Short exercise 1: Sum up the Yawang series details in two sentences.
Short exercise 2: Gather every line of the entries that contains the word "slope". Match case exactly.

- Promotional poster
- Also known as: Yawang King of the Beast Queen of the Night
- Hangul: 야왕
- Hanja: 野王
- RR: Yawang
- MR: Yawang
- Genre: Melodrama Romance Action
- Based on: Daemul - Tale of Yawang [ko] by Park In-kwon [ko]
- Developed by: Lee Hyun-jik
- Written by: Lee Hee-myung
- Directed by: Jo Young-kwang Park Shin-woo
- Starring: Kwon Sang-woo Soo Ae Jung Yun-ho Kim Sung-ryung Go Joon-hee
- Music by: Lee Jae-gyu Park Seung-jin Choi Min -chang
- Country of origin: South Korea
- Original language: Korean
- No. of episodes: 24

Production
- Executive producers: Choi Ji-yoon Park San-gi
- Producers: Park Yong-soon Lee Hee-soo Yoon Young-ha Ha Sang-hoon Song Jeong-woo
- Production location: Korea
- Running time: 60 minutes, Mondays and Tuesdays at 20:55 (KST)

Supplied data:
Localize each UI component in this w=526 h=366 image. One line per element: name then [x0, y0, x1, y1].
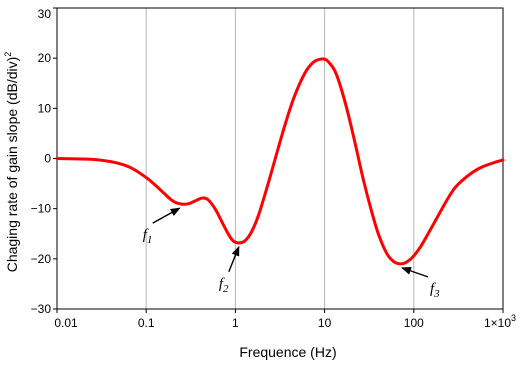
annotation-3: f3 [401, 267, 440, 300]
y-tick-label: −20 [31, 252, 52, 266]
annotation-2: f2 [219, 245, 240, 295]
y-tick-label: −10 [31, 202, 52, 216]
y-tick-label: 10 [38, 101, 52, 115]
y-axis-title: Chaging rate of gain slope (dB/div)2 [3, 52, 20, 273]
y-axis-title-main: Chaging rate of gain slope (dB/div) [4, 57, 20, 273]
x-tick-label: 100 [404, 316, 424, 330]
x-tick-label: 1×103 [484, 313, 516, 330]
x-tick-labels: 0.01 0.1 1 10 100 1×103 [54, 313, 516, 330]
annotation-arrow [401, 267, 429, 278]
x-tick-label: 10 [318, 316, 332, 330]
annotation-arrow [152, 207, 181, 224]
annotation-label: f2 [219, 276, 229, 295]
x-tick-label: 1 [232, 316, 239, 330]
x-tick-label: 0.1 [138, 316, 155, 330]
annotation-arrow [228, 245, 240, 273]
grid-lines [145, 8, 415, 309]
y-tick-label: −30 [31, 302, 52, 316]
annotation-label: f3 [430, 281, 440, 300]
y-tick-label: 30 [38, 7, 52, 21]
x-axis-title: Frequence (Hz) [239, 344, 336, 360]
axis-ticks [53, 7, 504, 313]
x-tick-label: 0.01 [54, 316, 78, 330]
y-axis-title-superscript: 2 [3, 52, 13, 57]
annotations: f1 f2 f3 [143, 207, 440, 300]
y-tick-label: 0 [44, 152, 51, 166]
annotation-label: f1 [143, 227, 153, 246]
y-tick-label: 20 [38, 51, 52, 65]
annotation-1: f1 [143, 207, 181, 246]
plot-frame [56, 7, 504, 310]
y-tick-labels: −30 −20 −10 0 10 20 30 [31, 7, 52, 316]
series-layer [55, 57, 505, 266]
series-line [55, 57, 505, 266]
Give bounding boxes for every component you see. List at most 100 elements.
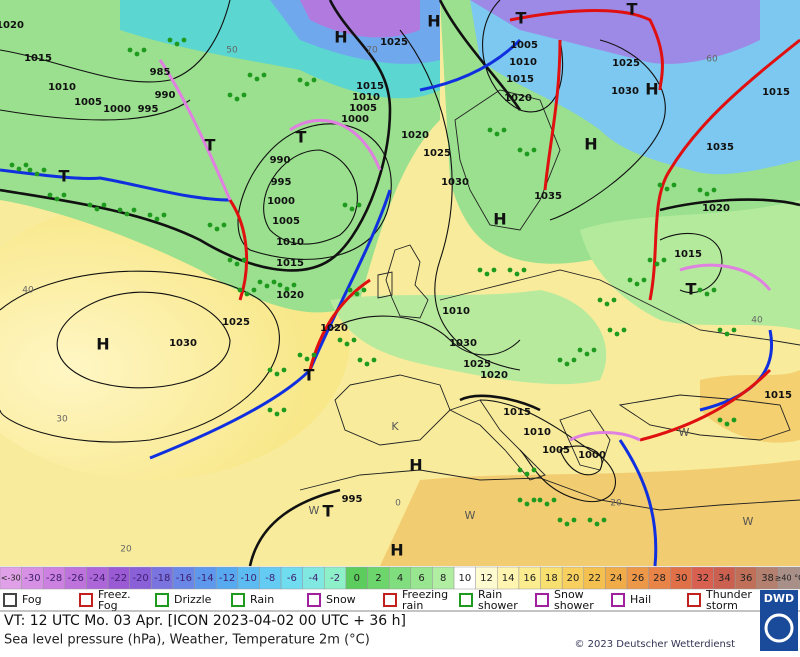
isobar-label: 1020: [320, 323, 348, 334]
scale-label: 36: [740, 573, 753, 584]
rain-symbol: [654, 261, 660, 267]
weather-label: Rain: [478, 588, 502, 601]
weather-label: Drizzle: [174, 593, 212, 606]
rain-symbol: [47, 192, 53, 198]
rain-symbol: [351, 337, 357, 343]
rain-symbol: [181, 37, 187, 43]
rain-symbol: [281, 367, 287, 373]
pressure-centre: H: [96, 335, 109, 354]
rain-symbol: [627, 277, 633, 283]
scale-label: 2: [375, 573, 381, 584]
rain-symbol: [254, 76, 260, 82]
isobar-label: 990: [270, 155, 291, 166]
pressure-centre: T: [296, 128, 307, 147]
rain-symbol: [291, 282, 297, 288]
rain-symbol: [131, 207, 137, 213]
weather-icon: [3, 593, 17, 607]
rain-symbol: [641, 277, 647, 283]
rain-symbol: [607, 327, 613, 333]
isobar-label: 1030: [449, 338, 477, 349]
weather-label: shower: [554, 599, 594, 612]
rain-symbol: [349, 206, 355, 212]
pressure-centre: T: [323, 502, 334, 521]
weather-legend: Fog Freez.Fog Drizzle Rain Snow FreezingrainR…: [3, 588, 752, 612]
scale-label: -10: [240, 573, 256, 584]
rain-symbol: [94, 206, 100, 212]
rain-symbol: [127, 47, 133, 53]
rain-symbol: [491, 267, 497, 273]
other-label: K: [391, 420, 399, 433]
isobar-label: 1025: [222, 317, 250, 328]
rain-symbol: [267, 367, 273, 373]
rain-symbol: [591, 347, 597, 353]
rain-symbol: [584, 351, 590, 357]
isobar-label: 990: [155, 90, 176, 101]
isobar-label: 1010: [442, 306, 470, 317]
rain-symbol: [371, 357, 377, 363]
rain-symbol: [344, 341, 350, 347]
rain-symbol: [557, 517, 563, 523]
rain-symbol: [311, 77, 317, 83]
rain-symbol: [611, 297, 617, 303]
rain-symbol: [16, 166, 22, 172]
isotherm-label: 30: [56, 415, 68, 425]
rain-symbol: [731, 417, 737, 423]
scale-label: 18: [545, 573, 558, 584]
rain-symbol: [167, 37, 173, 43]
rain-symbol: [564, 521, 570, 527]
rain-symbol: [521, 267, 527, 273]
rain-symbol: [281, 407, 287, 413]
isobar-label: 1010: [523, 427, 551, 438]
isobar-label: 1035: [706, 142, 734, 153]
rain-symbol: [634, 281, 640, 287]
scale-label: -26: [68, 573, 84, 584]
scale-label: -22: [111, 573, 127, 584]
isobar-label: 1005: [74, 97, 102, 108]
weather-icon: [231, 593, 245, 607]
temperature-scale: <-30 -30 -28 -26 -24 -22 -20 -18 -16 -14 -12 -10 -8-…: [0, 566, 800, 590]
rain-symbol: [647, 257, 653, 263]
scale-label: 4: [397, 573, 403, 584]
scale-label: 30: [675, 573, 688, 584]
isobar-label: 995: [138, 104, 159, 115]
rain-symbol: [724, 331, 730, 337]
rain-symbol: [364, 361, 370, 367]
rain-symbol: [87, 202, 93, 208]
rain-symbol: [517, 147, 523, 153]
isobar-label: 1005: [510, 40, 538, 51]
rain-symbol: [661, 257, 667, 263]
rain-symbol: [557, 357, 563, 363]
scale-label: 12: [480, 573, 493, 584]
scale-label: 32: [696, 573, 709, 584]
scale-label: 22: [588, 573, 601, 584]
isobar-label: 1030: [441, 177, 469, 188]
rain-symbol: [524, 151, 530, 157]
scale-label: -8: [265, 573, 275, 584]
scale-label: -20: [132, 573, 148, 584]
rain-symbol: [9, 162, 15, 168]
rain-symbol: [587, 517, 593, 523]
other-label: W: [309, 504, 320, 517]
rain-symbol: [537, 497, 543, 503]
isobar-label: 1010: [48, 82, 76, 93]
scale-label: -12: [219, 573, 235, 584]
isobar-label: 1020: [401, 130, 429, 141]
weather-label: Thunder: [705, 588, 752, 601]
isobar-label: 1025: [463, 359, 491, 370]
scale-label: 24: [610, 573, 623, 584]
weather-label: storm: [706, 599, 738, 612]
weather-icon: [155, 593, 169, 607]
rain-symbol: [234, 96, 240, 102]
rain-symbol: [61, 192, 67, 198]
weather-icon: [459, 593, 473, 607]
isobar-label: 1005: [272, 216, 300, 227]
rain-symbol: [711, 187, 717, 193]
rain-symbol: [564, 361, 570, 367]
weather-icon: [79, 593, 93, 607]
other-label: W: [465, 509, 476, 522]
rain-symbol: [711, 287, 717, 293]
rain-symbol: [514, 271, 520, 277]
rain-symbol: [261, 72, 267, 78]
rain-symbol: [577, 347, 583, 353]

Task result 1: Yawang is a South Korean melodrama, romance and action series in Korean, based on Daemul - Tale of Yawang by Park In-kwon, written by Lee Hee-myung and directed by Jo Young-kwang and Park Shin-woo. It stars Kwon Sang-woo, Soo Ae, Jung Yun-ho, Kim Sung-ryung and Go Joon-hee and has 24 episodes of 60 minutes, airing Mondays and Tuesdays at 20:55 (KST).

Task result 2:
y-axis-title: Chaging rate of gain slope (dB/div)2 [3, 52, 20, 273]
y-axis-title-main: Chaging rate of gain slope (dB/div) [4, 57, 20, 273]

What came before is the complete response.